■ WHAT IS EXPECTED: Images are not part of the copy; write out the rest of the data exactly as given.

■ GIVEN RECORDS:
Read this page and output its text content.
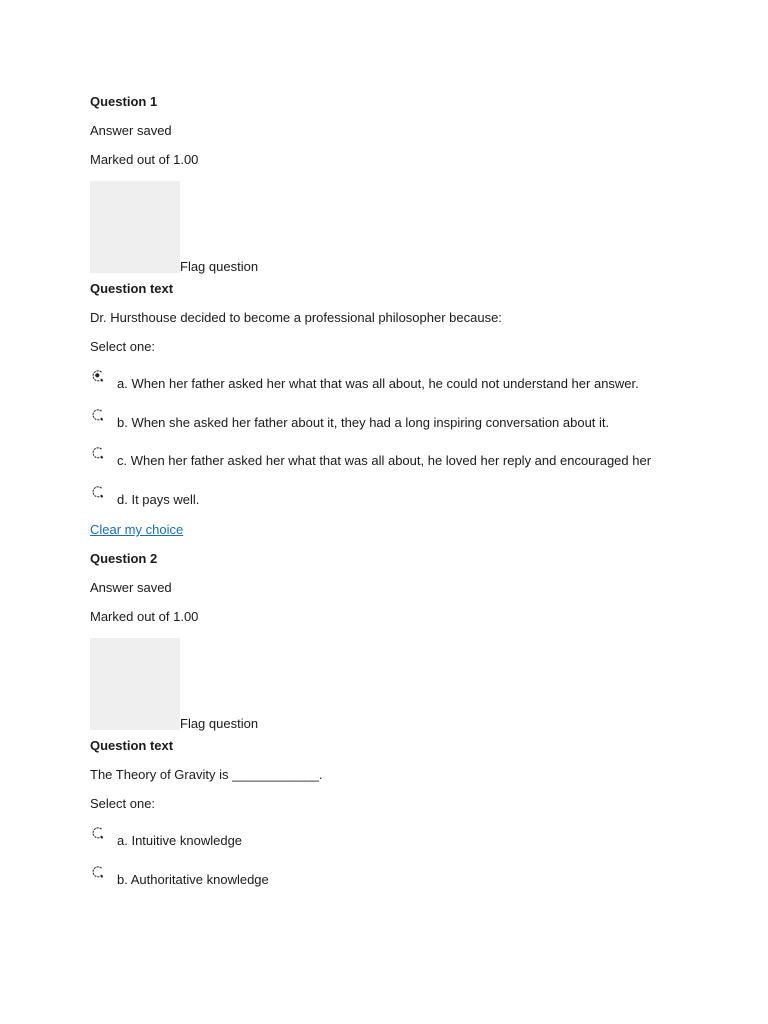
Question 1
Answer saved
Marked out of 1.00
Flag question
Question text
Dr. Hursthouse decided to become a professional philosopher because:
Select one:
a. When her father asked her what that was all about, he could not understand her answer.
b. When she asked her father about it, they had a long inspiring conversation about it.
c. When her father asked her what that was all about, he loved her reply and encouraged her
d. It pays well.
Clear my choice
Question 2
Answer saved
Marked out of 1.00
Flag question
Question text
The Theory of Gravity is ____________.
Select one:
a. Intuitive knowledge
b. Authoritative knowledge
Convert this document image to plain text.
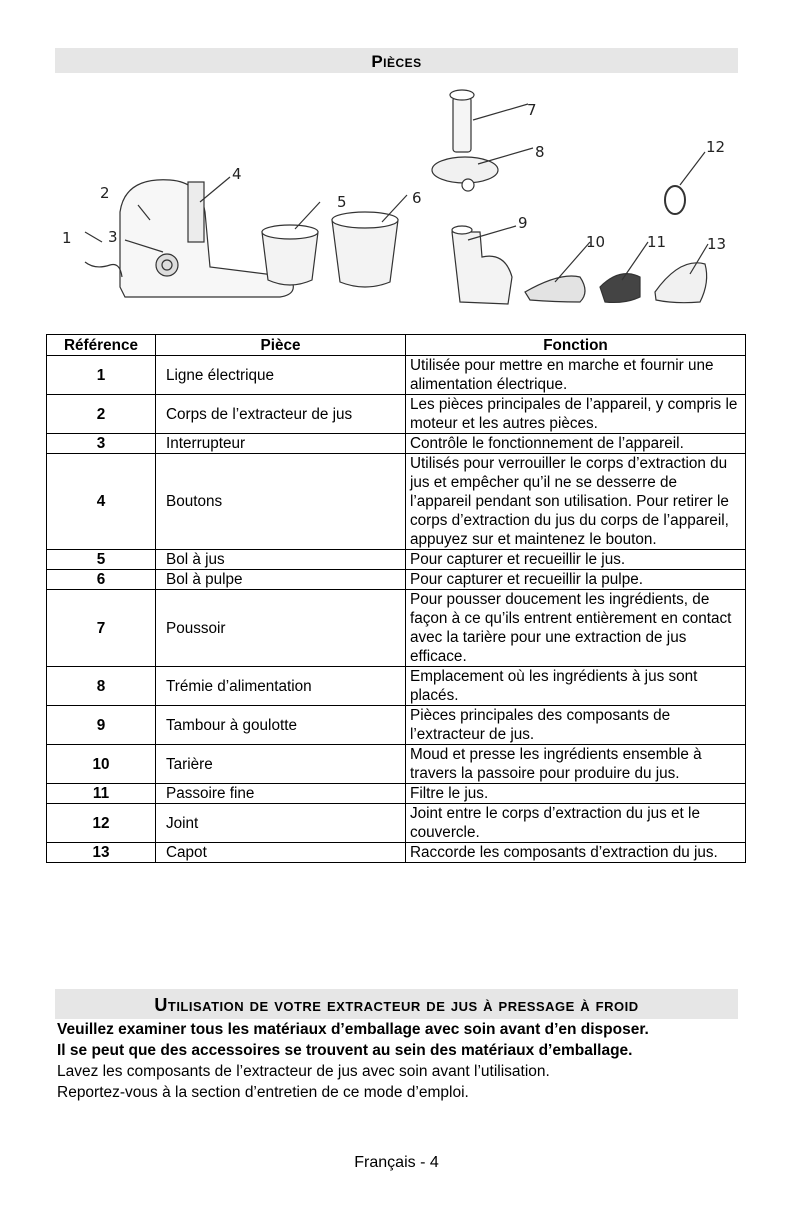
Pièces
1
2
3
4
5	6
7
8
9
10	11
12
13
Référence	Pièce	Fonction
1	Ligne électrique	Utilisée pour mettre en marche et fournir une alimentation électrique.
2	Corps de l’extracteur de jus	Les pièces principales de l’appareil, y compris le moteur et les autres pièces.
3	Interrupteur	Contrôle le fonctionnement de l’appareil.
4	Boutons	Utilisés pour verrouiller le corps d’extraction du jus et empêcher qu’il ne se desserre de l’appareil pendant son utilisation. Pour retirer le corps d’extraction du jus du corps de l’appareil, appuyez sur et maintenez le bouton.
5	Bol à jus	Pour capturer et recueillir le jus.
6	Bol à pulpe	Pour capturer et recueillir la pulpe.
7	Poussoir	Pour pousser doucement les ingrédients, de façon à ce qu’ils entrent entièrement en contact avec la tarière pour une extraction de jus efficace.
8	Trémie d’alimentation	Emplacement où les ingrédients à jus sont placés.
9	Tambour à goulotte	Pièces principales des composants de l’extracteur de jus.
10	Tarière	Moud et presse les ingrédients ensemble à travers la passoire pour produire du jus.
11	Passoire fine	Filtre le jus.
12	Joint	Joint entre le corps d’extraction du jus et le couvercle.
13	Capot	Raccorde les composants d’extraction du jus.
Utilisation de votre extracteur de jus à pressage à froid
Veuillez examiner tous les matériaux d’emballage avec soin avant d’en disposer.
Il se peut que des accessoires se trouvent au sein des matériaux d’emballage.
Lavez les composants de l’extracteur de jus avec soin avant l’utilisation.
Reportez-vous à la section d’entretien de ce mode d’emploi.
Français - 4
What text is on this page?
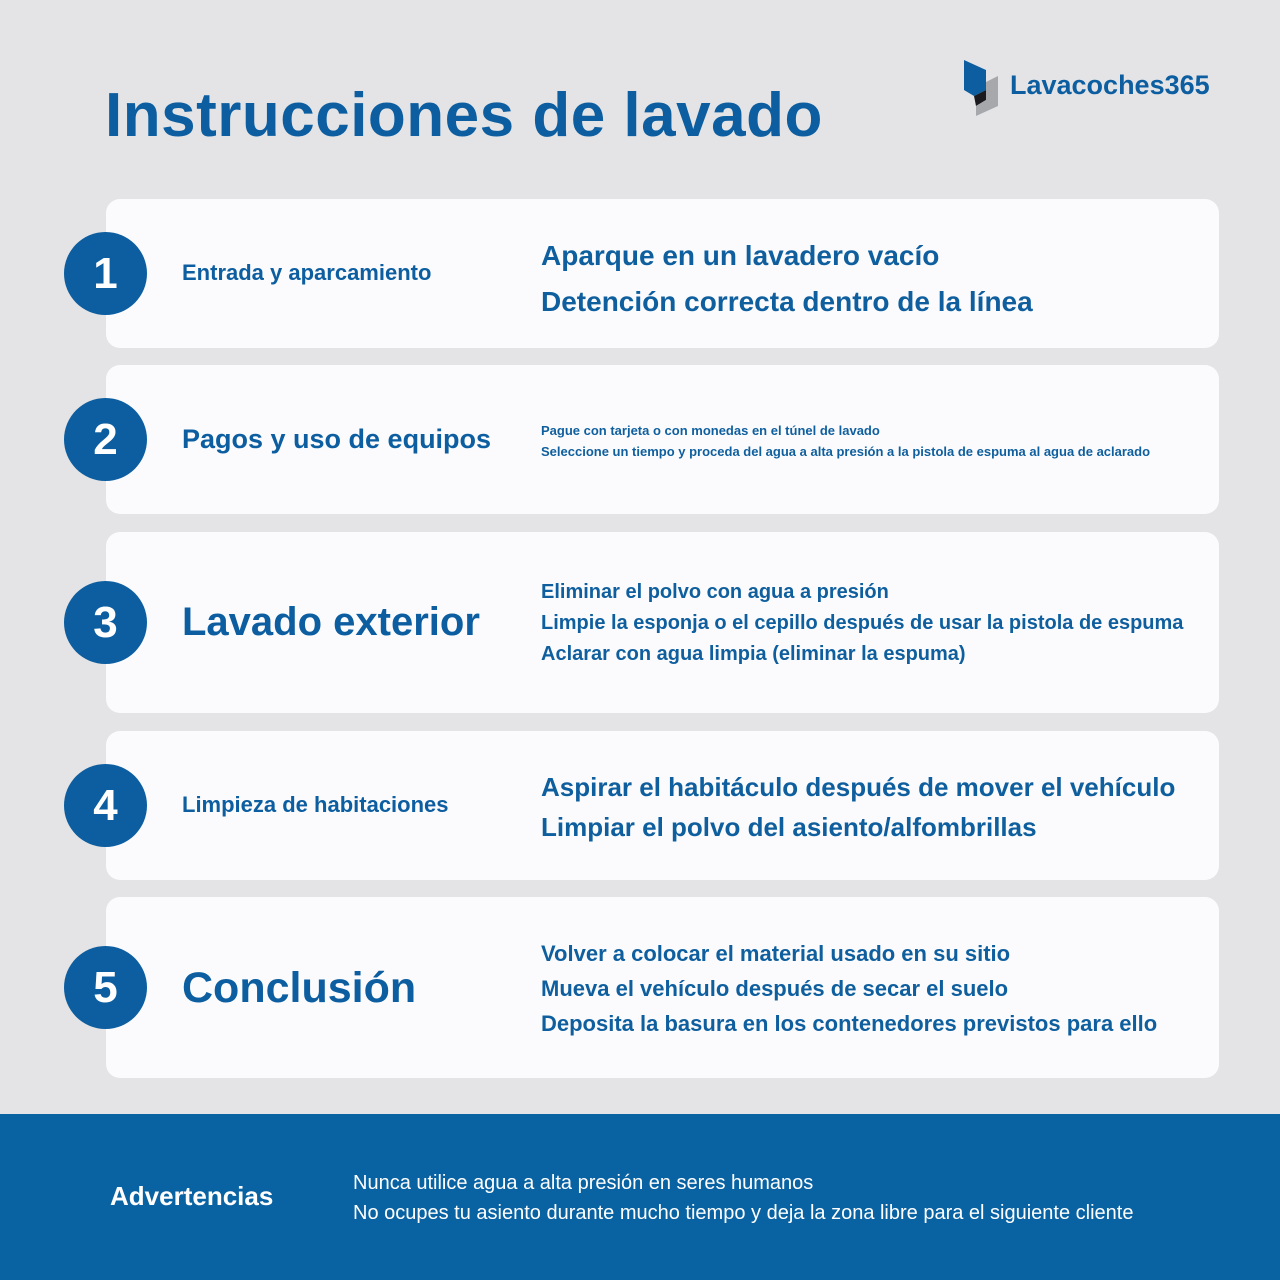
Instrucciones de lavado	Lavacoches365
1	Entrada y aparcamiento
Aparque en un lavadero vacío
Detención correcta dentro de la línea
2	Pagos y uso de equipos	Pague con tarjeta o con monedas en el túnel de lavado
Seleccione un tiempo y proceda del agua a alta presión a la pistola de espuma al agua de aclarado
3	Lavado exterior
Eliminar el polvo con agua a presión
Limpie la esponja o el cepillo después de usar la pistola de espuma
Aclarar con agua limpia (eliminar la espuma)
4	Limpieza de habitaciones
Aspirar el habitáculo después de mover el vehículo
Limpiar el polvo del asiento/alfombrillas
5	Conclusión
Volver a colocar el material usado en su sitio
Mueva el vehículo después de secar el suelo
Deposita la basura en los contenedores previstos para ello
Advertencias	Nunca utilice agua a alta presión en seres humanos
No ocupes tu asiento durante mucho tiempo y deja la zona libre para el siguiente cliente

■ WRITTEN REPLY:
Read this page and output its text content.
Question 1
Answer saved
Marked out of 1.00
Flag question
Question text
Dr. Hursthouse decided to become a professional philosopher because:
Select one:
a. When her father asked her what that was all about, he could not understand her answer.
b. When she asked her father about it, they had a long inspiring conversation about it.
c. When her father asked her what that was all about, he loved her reply and encouraged her
d. It pays well.
Clear my choice
Question 2
Answer saved
Marked out of 1.00
Flag question
Question text
The Theory of Gravity is ____________.
Select one:
a. Intuitive knowledge
b. Authoritative knowledge
Convert this document image to plain text.
Pièces
1
2
3
4
5	6
7
8
9
10	11
12
13
Référence	Pièce	Fonction
1	Ligne électrique	Utilisée pour mettre en marche et fournir une alimentation électrique.
2	Corps de l’extracteur de jus	Les pièces principales de l’appareil, y compris le moteur et les autres pièces.
3	Interrupteur	Contrôle le fonctionnement de l’appareil.
4	Boutons	Utilisés pour verrouiller le corps d’extraction du jus et empêcher qu’il ne se desserre de l’appareil pendant son utilisation. Pour retirer le corps d’extraction du jus du corps de l’appareil, appuyez sur et maintenez le bouton.
5	Bol à jus	Pour capturer et recueillir le jus.
6	Bol à pulpe	Pour capturer et recueillir la pulpe.
7	Poussoir	Pour pousser doucement les ingrédients, de façon à ce qu’ils entrent entièrement en contact avec la tarière pour une extraction de jus efficace.
8	Trémie d’alimentation	Emplacement où les ingrédients à jus sont placés.
9	Tambour à goulotte	Pièces principales des composants de l’extracteur de jus.
10	Tarière	Moud et presse les ingrédients ensemble à travers la passoire pour produire du jus.
11	Passoire fine	Filtre le jus.
12	Joint	Joint entre le corps d’extraction du jus et le couvercle.
13	Capot	Raccorde les composants d’extraction du jus.
Utilisation de votre extracteur de jus à pressage à froid
Veuillez examiner tous les matériaux d’emballage avec soin avant d’en disposer.
Il se peut que des accessoires se trouvent au sein des matériaux d’emballage.
Lavez les composants de l’extracteur de jus avec soin avant l’utilisation.
Reportez-vous à la section d’entretien de ce mode d’emploi.
Français - 4
What text is on this page?
Instrucciones de lavado	Lavacoches365
1	Entrada y aparcamiento
Aparque en un lavadero vacío
Detención correcta dentro de la línea
2	Pagos y uso de equipos	Pague con tarjeta o con monedas en el túnel de lavado
Seleccione un tiempo y proceda del agua a alta presión a la pistola de espuma al agua de aclarado
3	Lavado exterior
Eliminar el polvo con agua a presión
Limpie la esponja o el cepillo después de usar la pistola de espuma
Aclarar con agua limpia (eliminar la espuma)
4	Limpieza de habitaciones
Aspirar el habitáculo después de mover el vehículo
Limpiar el polvo del asiento/alfombrillas
5	Conclusión
Volver a colocar el material usado en su sitio
Mueva el vehículo después de secar el suelo
Deposita la basura en los contenedores previstos para ello
Advertencias	Nunca utilice agua a alta presión en seres humanos
No ocupes tu asiento durante mucho tiempo y deja la zona libre para el siguiente cliente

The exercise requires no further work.